- **PROBLEM TO SOLVE**
Copy out the lines in the entries below word for word, starting with the line containing "mode-card-camera: CARD CAMERA — [474, 211, 656, 241]" and ending with the line containing "menu-value-dtime-l2: 12:00 AM", both included.

- **PROVIDED DATA**
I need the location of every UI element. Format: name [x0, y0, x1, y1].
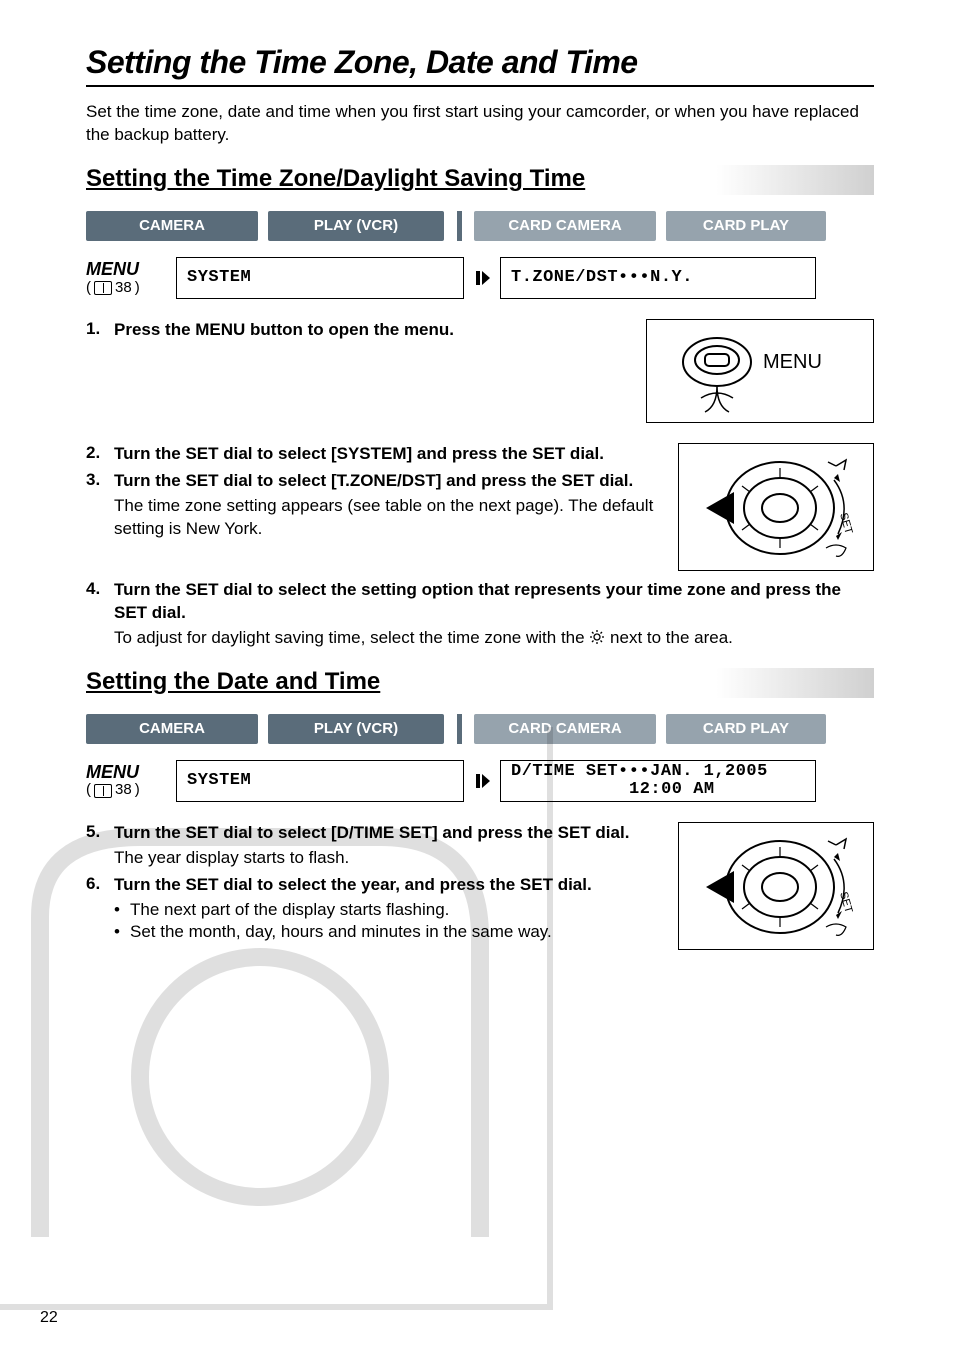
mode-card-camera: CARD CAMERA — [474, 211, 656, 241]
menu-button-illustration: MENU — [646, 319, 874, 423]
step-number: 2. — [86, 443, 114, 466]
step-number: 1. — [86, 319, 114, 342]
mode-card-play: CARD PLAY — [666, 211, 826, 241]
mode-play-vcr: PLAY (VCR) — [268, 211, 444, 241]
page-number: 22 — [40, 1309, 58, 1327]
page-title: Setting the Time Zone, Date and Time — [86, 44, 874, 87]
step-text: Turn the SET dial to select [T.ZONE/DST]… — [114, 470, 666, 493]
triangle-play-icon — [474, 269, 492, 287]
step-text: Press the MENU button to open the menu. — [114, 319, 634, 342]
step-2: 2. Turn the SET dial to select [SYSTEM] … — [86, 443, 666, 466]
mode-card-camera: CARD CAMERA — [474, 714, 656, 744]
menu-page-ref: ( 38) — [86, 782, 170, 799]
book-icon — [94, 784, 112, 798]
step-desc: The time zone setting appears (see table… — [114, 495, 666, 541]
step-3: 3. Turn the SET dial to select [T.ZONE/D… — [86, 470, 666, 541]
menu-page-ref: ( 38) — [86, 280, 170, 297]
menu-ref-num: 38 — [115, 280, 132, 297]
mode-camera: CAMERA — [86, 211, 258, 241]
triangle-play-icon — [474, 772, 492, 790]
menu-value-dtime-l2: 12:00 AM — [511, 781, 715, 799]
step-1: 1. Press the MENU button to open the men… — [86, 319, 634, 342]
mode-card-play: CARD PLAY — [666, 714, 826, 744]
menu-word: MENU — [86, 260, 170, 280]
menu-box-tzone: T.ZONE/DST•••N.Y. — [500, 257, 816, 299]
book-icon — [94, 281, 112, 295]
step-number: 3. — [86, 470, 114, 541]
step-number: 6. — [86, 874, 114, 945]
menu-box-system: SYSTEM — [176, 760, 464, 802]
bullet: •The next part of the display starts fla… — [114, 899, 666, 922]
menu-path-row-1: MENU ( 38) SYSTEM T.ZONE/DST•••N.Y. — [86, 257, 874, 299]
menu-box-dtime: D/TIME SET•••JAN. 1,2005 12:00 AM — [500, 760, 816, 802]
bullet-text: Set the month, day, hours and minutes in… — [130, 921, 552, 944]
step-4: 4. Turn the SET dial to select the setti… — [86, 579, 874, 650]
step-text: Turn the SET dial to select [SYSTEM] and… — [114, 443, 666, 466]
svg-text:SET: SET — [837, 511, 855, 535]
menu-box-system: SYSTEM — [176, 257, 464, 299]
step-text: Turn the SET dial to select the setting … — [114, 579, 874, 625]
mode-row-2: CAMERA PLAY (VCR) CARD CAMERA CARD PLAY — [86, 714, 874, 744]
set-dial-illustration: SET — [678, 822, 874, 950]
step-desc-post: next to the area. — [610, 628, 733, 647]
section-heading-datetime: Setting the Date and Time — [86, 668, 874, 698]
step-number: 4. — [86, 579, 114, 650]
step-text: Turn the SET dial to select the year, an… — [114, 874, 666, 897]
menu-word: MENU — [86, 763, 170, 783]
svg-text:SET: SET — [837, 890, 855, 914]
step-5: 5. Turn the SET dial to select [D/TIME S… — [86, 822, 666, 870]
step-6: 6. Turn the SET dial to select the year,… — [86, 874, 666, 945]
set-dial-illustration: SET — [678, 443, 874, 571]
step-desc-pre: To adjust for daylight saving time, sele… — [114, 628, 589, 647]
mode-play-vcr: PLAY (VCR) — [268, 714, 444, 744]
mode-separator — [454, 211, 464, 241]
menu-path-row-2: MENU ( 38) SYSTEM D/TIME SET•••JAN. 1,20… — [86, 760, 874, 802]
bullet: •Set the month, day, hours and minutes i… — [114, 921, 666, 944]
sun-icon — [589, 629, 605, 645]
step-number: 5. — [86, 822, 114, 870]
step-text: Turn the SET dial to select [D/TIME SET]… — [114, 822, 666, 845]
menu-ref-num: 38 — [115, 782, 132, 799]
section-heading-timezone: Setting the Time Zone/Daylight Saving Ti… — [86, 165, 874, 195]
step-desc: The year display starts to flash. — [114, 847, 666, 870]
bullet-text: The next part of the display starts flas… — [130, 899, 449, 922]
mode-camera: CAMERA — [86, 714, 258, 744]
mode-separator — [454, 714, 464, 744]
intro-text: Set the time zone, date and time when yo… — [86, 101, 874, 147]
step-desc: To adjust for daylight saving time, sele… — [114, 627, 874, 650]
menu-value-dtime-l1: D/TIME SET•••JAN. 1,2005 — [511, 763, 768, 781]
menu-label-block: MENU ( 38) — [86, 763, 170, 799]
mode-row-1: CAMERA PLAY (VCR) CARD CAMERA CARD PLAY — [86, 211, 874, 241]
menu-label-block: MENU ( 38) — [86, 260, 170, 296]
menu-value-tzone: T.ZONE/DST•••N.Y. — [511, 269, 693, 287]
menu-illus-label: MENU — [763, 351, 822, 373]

==

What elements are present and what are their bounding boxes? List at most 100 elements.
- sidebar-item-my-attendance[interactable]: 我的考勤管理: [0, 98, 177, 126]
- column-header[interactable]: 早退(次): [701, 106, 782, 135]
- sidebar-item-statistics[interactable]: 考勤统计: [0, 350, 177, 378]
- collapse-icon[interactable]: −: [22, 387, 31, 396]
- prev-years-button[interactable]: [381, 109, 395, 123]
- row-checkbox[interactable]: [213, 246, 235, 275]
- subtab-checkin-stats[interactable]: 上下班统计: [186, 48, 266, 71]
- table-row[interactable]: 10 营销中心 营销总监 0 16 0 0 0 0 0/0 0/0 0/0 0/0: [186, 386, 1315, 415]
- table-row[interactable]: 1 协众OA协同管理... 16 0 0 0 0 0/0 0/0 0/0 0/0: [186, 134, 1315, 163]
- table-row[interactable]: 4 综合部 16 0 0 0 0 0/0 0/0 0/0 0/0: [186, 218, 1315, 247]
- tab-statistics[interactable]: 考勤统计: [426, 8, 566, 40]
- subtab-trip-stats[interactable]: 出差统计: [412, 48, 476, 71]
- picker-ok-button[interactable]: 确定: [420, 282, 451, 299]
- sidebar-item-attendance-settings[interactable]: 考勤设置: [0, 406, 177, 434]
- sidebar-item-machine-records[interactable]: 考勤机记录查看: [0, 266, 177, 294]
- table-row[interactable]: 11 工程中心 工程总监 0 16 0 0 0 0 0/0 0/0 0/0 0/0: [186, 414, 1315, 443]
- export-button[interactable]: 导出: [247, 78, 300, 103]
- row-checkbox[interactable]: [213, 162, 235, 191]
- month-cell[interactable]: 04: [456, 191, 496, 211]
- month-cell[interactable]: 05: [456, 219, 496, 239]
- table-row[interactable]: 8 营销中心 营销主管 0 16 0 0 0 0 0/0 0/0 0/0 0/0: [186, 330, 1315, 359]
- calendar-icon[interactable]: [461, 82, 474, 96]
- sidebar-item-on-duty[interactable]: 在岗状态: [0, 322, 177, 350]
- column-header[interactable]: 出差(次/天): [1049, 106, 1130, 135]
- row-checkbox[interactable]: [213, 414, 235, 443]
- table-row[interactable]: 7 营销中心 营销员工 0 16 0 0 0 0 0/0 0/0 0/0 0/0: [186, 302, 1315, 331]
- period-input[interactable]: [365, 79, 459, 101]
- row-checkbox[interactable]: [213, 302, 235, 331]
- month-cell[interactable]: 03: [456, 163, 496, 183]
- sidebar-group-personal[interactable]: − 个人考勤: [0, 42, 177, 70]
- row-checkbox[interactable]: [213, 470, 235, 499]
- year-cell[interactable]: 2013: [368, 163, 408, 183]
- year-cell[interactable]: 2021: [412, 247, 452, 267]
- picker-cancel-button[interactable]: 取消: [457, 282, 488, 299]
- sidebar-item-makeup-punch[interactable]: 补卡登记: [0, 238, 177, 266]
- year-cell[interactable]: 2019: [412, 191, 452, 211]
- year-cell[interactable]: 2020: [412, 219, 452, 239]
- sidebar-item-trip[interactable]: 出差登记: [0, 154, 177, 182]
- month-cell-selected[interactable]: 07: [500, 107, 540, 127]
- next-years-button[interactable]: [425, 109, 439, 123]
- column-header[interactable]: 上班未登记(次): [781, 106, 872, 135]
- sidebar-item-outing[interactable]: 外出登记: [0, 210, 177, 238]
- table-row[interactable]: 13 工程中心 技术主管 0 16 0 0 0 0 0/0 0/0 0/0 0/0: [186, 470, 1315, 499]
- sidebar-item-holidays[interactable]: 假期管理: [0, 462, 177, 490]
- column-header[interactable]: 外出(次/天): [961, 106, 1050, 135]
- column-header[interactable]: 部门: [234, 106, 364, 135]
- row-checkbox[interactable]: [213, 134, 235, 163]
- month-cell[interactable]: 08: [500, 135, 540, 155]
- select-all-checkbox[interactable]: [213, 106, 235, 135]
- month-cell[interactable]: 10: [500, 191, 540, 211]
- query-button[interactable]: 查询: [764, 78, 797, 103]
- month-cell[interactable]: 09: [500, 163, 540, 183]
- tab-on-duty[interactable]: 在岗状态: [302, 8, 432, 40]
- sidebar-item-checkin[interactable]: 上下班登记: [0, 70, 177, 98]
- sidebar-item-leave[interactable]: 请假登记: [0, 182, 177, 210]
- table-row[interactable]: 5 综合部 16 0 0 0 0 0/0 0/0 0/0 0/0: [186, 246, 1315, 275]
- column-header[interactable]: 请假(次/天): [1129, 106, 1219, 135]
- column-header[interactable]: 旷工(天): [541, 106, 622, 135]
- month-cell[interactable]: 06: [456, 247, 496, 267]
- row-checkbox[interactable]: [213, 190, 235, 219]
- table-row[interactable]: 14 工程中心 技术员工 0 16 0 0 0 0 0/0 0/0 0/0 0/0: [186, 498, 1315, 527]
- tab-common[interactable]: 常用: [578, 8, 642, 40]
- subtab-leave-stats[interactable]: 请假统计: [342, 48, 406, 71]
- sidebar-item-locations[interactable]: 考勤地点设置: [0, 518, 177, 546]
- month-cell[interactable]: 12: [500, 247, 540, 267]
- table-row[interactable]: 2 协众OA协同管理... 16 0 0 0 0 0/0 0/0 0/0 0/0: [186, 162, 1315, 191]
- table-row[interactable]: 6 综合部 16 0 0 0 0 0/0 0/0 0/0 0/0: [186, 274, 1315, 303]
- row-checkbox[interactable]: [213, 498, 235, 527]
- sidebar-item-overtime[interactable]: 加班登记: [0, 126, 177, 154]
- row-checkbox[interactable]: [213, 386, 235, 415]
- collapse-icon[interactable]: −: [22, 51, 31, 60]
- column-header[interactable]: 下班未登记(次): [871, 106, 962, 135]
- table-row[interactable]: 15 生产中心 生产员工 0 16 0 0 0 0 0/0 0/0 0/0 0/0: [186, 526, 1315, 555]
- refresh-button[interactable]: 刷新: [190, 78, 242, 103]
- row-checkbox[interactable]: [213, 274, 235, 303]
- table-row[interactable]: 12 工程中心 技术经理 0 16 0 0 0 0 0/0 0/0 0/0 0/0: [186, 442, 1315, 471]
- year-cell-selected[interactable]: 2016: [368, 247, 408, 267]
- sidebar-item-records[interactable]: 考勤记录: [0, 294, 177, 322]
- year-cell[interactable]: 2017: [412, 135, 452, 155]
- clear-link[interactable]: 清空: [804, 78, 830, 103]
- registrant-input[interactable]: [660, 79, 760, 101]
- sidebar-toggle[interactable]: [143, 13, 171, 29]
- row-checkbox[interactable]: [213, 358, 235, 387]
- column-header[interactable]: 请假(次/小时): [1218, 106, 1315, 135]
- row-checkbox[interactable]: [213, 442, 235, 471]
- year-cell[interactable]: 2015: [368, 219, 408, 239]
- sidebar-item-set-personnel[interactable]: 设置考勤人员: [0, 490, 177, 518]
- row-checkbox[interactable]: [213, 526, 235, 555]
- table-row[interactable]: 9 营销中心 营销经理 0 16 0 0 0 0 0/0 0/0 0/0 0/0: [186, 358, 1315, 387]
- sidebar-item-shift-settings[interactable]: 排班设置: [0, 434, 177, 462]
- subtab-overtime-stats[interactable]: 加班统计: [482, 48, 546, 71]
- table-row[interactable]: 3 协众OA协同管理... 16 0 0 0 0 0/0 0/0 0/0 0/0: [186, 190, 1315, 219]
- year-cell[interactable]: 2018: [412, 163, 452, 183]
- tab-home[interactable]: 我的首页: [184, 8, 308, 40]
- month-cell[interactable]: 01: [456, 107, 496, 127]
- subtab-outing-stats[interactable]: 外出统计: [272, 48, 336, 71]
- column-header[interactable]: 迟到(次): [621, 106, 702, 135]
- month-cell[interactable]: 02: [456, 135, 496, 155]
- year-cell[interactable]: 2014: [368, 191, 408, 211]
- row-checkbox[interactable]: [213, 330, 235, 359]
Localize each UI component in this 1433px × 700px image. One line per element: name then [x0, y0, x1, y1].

- **WRITTEN RESPONSE**
mode-card-camera: CARD CAMERA — [474, 211, 656, 241]
menu-button-illustration: MENU — [646, 319, 874, 423]
step-number: 2. — [86, 443, 114, 466]
step-number: 1. — [86, 319, 114, 342]
mode-card-play: CARD PLAY — [666, 211, 826, 241]
mode-play-vcr: PLAY (VCR) — [268, 211, 444, 241]
page-number: 22 — [40, 1309, 58, 1327]
page-title: Setting the Time Zone, Date and Time — [86, 44, 874, 87]
step-text: Turn the SET dial to select [T.ZONE/DST]… — [114, 470, 666, 493]
triangle-play-icon — [474, 269, 492, 287]
step-text: Press the MENU button to open the menu. — [114, 319, 634, 342]
step-2: 2. Turn the SET dial to select [SYSTEM] … — [86, 443, 666, 466]
mode-card-camera: CARD CAMERA — [474, 714, 656, 744]
menu-page-ref: ( 38) — [86, 782, 170, 799]
book-icon — [94, 784, 112, 798]
step-desc: The time zone setting appears (see table… — [114, 495, 666, 541]
step-3: 3. Turn the SET dial to select [T.ZONE/D… — [86, 470, 666, 541]
menu-page-ref: ( 38) — [86, 280, 170, 297]
menu-ref-num: 38 — [115, 280, 132, 297]
mode-camera: CAMERA — [86, 211, 258, 241]
triangle-play-icon — [474, 772, 492, 790]
menu-value-dtime-l2: 12:00 AM — [511, 781, 715, 799]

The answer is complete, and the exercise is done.